START DATASET EXTRACT
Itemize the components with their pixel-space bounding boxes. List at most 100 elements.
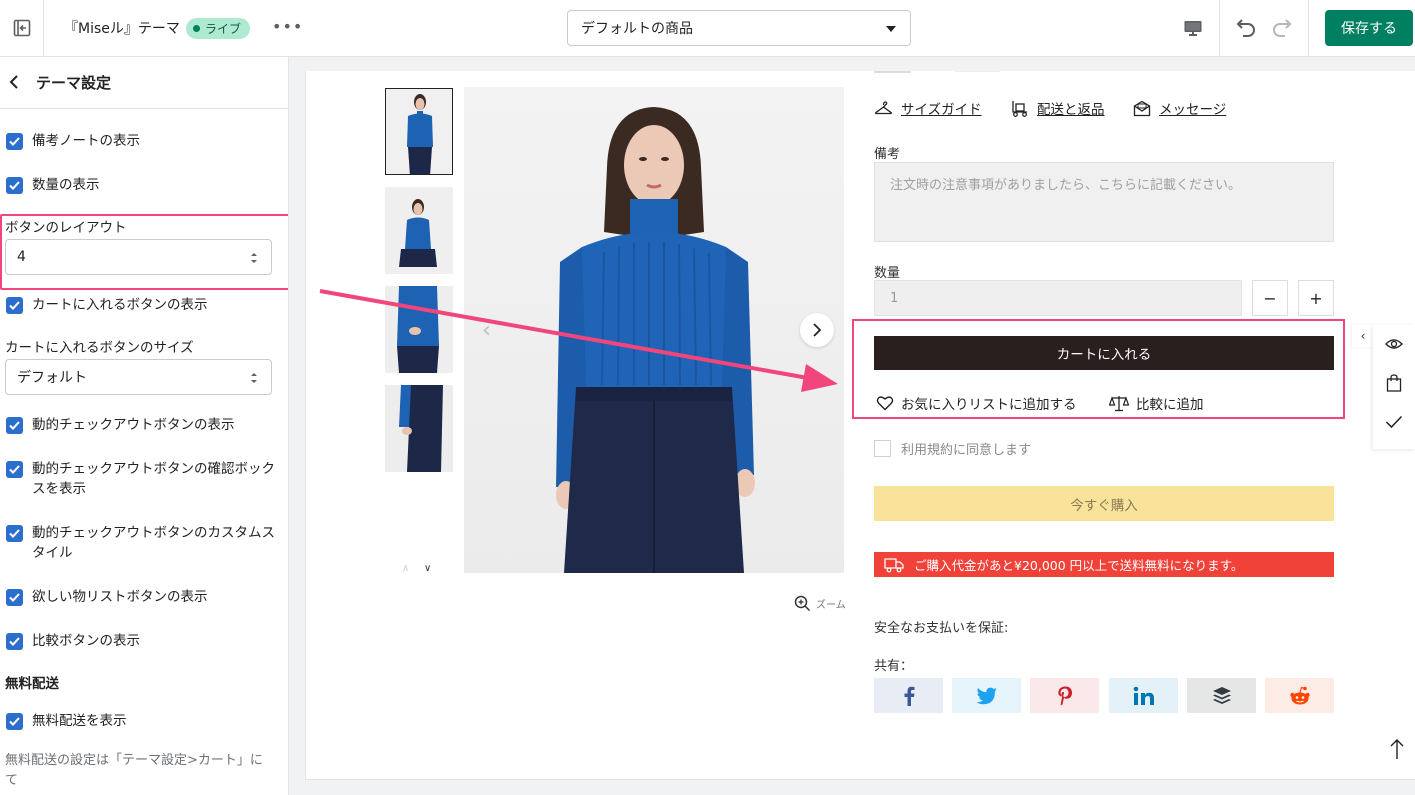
END DATASET EXTRACT
START DATASET EXTRACT
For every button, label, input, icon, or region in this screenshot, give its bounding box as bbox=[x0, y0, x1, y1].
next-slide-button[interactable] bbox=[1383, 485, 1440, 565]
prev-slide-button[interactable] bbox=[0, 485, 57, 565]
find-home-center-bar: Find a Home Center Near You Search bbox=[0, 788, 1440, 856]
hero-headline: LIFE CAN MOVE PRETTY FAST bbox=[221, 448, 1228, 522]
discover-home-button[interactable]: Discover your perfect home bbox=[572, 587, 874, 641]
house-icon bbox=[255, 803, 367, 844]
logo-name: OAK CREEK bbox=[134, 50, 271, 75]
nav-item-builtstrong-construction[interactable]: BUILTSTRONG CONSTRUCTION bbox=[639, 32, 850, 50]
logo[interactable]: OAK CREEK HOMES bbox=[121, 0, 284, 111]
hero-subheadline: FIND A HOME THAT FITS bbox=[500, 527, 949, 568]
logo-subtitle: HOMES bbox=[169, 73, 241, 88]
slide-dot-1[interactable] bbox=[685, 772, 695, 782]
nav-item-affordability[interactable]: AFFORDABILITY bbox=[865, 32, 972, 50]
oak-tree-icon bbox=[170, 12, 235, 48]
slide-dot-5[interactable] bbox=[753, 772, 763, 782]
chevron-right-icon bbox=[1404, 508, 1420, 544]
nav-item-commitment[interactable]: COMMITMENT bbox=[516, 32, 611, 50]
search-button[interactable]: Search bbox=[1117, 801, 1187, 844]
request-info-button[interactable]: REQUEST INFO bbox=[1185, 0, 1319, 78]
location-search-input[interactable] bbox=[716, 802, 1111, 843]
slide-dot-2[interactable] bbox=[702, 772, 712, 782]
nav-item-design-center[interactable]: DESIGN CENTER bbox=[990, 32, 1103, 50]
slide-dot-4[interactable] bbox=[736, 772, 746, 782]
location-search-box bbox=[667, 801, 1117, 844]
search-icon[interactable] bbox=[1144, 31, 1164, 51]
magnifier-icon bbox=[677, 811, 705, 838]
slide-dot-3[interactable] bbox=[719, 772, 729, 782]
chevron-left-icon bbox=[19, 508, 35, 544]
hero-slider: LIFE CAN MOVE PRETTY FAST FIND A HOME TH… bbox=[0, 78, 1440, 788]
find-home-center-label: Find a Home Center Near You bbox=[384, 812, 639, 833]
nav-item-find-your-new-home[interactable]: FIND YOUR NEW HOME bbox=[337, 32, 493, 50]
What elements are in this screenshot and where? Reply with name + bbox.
END DATASET EXTRACT
### TASK BRIEF
Return, without any changes, the data from the line containing "For every button, label, input, icon, or" through the line containing "search-button[interactable]: Search bbox=[1117, 801, 1187, 844]".

### COMPLETE ANSWER
For every button, label, input, icon, or region in this screenshot, give its bounding box as bbox=[x0, y0, x1, y1].
next-slide-button[interactable] bbox=[1383, 485, 1440, 565]
prev-slide-button[interactable] bbox=[0, 485, 57, 565]
find-home-center-bar: Find a Home Center Near You Search bbox=[0, 788, 1440, 856]
hero-headline: LIFE CAN MOVE PRETTY FAST bbox=[221, 448, 1228, 522]
discover-home-button[interactable]: Discover your perfect home bbox=[572, 587, 874, 641]
house-icon bbox=[255, 803, 367, 844]
logo-name: OAK CREEK bbox=[134, 50, 271, 75]
nav-item-builtstrong-construction[interactable]: BUILTSTRONG CONSTRUCTION bbox=[639, 32, 850, 50]
logo[interactable]: OAK CREEK HOMES bbox=[121, 0, 284, 111]
hero-subheadline: FIND A HOME THAT FITS bbox=[500, 527, 949, 568]
logo-subtitle: HOMES bbox=[169, 73, 241, 88]
slide-dot-1[interactable] bbox=[685, 772, 695, 782]
nav-item-affordability[interactable]: AFFORDABILITY bbox=[865, 32, 972, 50]
oak-tree-icon bbox=[170, 12, 235, 48]
slide-dot-5[interactable] bbox=[753, 772, 763, 782]
chevron-right-icon bbox=[1404, 508, 1420, 544]
nav-item-commitment[interactable]: COMMITMENT bbox=[516, 32, 611, 50]
search-button[interactable]: Search bbox=[1117, 801, 1187, 844]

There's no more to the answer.